* _Problem description_
Exactly as given, repeat all of the entries.
"""
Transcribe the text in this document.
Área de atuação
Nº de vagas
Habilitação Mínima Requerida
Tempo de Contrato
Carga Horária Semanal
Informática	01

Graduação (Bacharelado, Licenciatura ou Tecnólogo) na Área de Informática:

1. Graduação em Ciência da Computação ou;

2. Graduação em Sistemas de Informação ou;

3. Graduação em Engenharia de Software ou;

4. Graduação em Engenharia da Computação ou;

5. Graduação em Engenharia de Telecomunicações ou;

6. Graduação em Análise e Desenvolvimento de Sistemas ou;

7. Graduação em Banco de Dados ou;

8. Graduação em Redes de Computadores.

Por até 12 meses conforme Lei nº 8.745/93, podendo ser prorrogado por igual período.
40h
"""
* _Answer for this exercise_
Transcribe the text in this document.
Área de atuação
Nº de vagas
Habilitação Mínima Requerida
Tempo de Contrato
Carga Horária Semanal
Informática	01

Graduação (Bacharelado, Licenciatura ou Tecnólogo) na Área de Informática:

1. Graduação em Ciência da Computação ou;

2. Graduação em Sistemas de Informação ou;

3. Graduação em Engenharia de Software ou;

4. Graduação em Engenharia da Computação ou;

5. Graduação em Engenharia de Telecomunicações ou;

6. Graduação em Análise e Desenvolvimento de Sistemas ou;

7. Graduação em Banco de Dados ou;

8. Graduação em Redes de Computadores.

Por até 12 meses conforme Lei nº 8.745/93, podendo ser prorrogado por igual período.
40h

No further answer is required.